┌─ TEXT EXTRACT
How can I find Unicode/non-ASCII characters in an NTEXT field in a SQL Server 2005 table?
Asked Answered
L

9

44

I have a table with a couple thousand rows. The description and summary fields are NTEXT, and sometimes have non-ASCII chars in them. How can I locate all of the rows with non ASCII characters?

Lapointe answered 26/3, 2009 at 18:15 Comment(0)
G
67

I have sometimes been using this "cast" statement to find "strange" chars

select 
    *
from 
    <Table>
where 
    <Field> != cast(<Field> as varchar(1000))
Gramophone answered 21/4, 2010 at 13:54 Comment(5)
This worked for me and was much faster then RBarryYoung's solution.Crew
It doesn't work if the collation is set to an "non-ASCII" collation.Carycaryatid
Excellent & simple solution :-)Backpedal
@Gramophone I'm getting the error The data types ntext and nvarchar(max) are incompatible in the not equal to operator. Ideas? - Using SQL Server 2005Funky
Very helpful if you need Unicode but non-ASCII characters; I've also been dealing with some Latvian which isn't contained in ISO 8859-1Tow
M
18

First build a string with all the characters you're not interested in (the example uses the 0x20 - 0x7F range, or 7 bits without the control characters.) Each character is prefixed with |, for use in the escape clause later.

-- Start with tab, line feed, carriage return
declare @str varchar(1024)
set @str = '|' + char(9) + '|' + char(10) + '|' + char(13)

-- Add all normal ASCII characters (32 -> 127)
declare @i int
set @i = 32
while @i <= 127
    begin
    -- Uses | to escape, could be any character
    set @str = @str + '|' + char(@i)
└─
┌─ DATA SHOWN
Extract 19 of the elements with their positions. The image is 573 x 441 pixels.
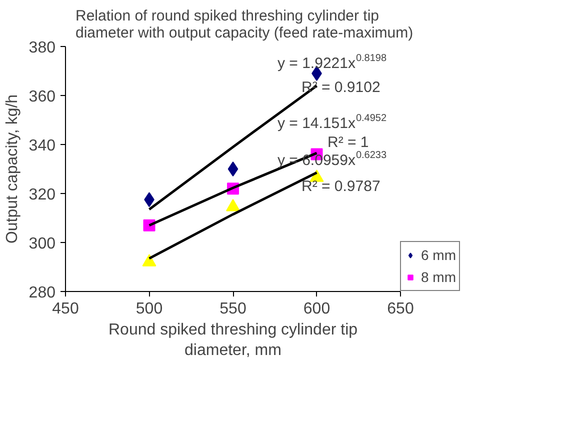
└─
• GIVEN REQUEST 1: Which SQL Server data types does the thread on finding non-ASCII characters in NTEXT fields name?
• GIVEN REQUEST 2: Can you carry on the thread on finding non-ASCII characters in NTEXT fields from its last line?

• RIGHT ANSWER 1: NTEXT, varchar, nvarchar(max), int

• RIGHT ANSWER 2:
    set @i = @i + 1
    end

The next snippet searches for any character that is not in the list. The % matches 0 or more characters. The [] matches one of the characters inside the [], for example [abc] would match either a, b or c. The ^ negates the list, for example [^abc] would match anything that's not a, b, or c.

select *
from yourtable
where yourfield like '%[^' + @str + ']%' escape '|'

The escape character is required because otherwise searching for characters like ], % or _ would mess up the LIKE expression.

Hope this is useful, and thanks to JohnFX's comment on the other answer.

Mungovan answered 26/3, 2009 at 18:36 Comment(3)
You may want to add a few(or all) of the characters below 32 as well, especially important would be Carriage Return(13), Line Feed (10), and Tab (9).Ormolu
I found your technique to be the most reliable way to do this in SQL-Server.Torytoryism
We combined this with https://mcmap.net/q/99404/-is-there-a-way-to-loop-through-a-table-variable-in-tsql-without-using-a-cursor and decisivedata.net/blog/… to quickly identify data with invalid characters with the row id, position and unicode value. Thank you!Predispose
P
11

Here ya go:

SELECT *
FROM Objects
WHERE 
    ObjectKey LIKE '%[^0-9a-zA-Z !"#$%&''()*+,\-./:;<=>?@\[\^_`{|}~\]\\]%' ESCAPE '\'
Prevocalic answered 5/11, 2015 at 23:33 Comment(1)
I think this is the best solution. Elegant and performant! Thank you!Glassine
O
4

It's probably not the best solution, but maybe a query like:

SELECT *
FROM yourTable
WHERE yourTable.yourColumn LIKE '%[^0-9a-zA-Z]%'

Replace the "0-9a-zA-Z" expression with something that captures the full ASCII set (or a subset that your data contains).

Ormolu answered 26/3, 2009 at 18:36 Comment(5)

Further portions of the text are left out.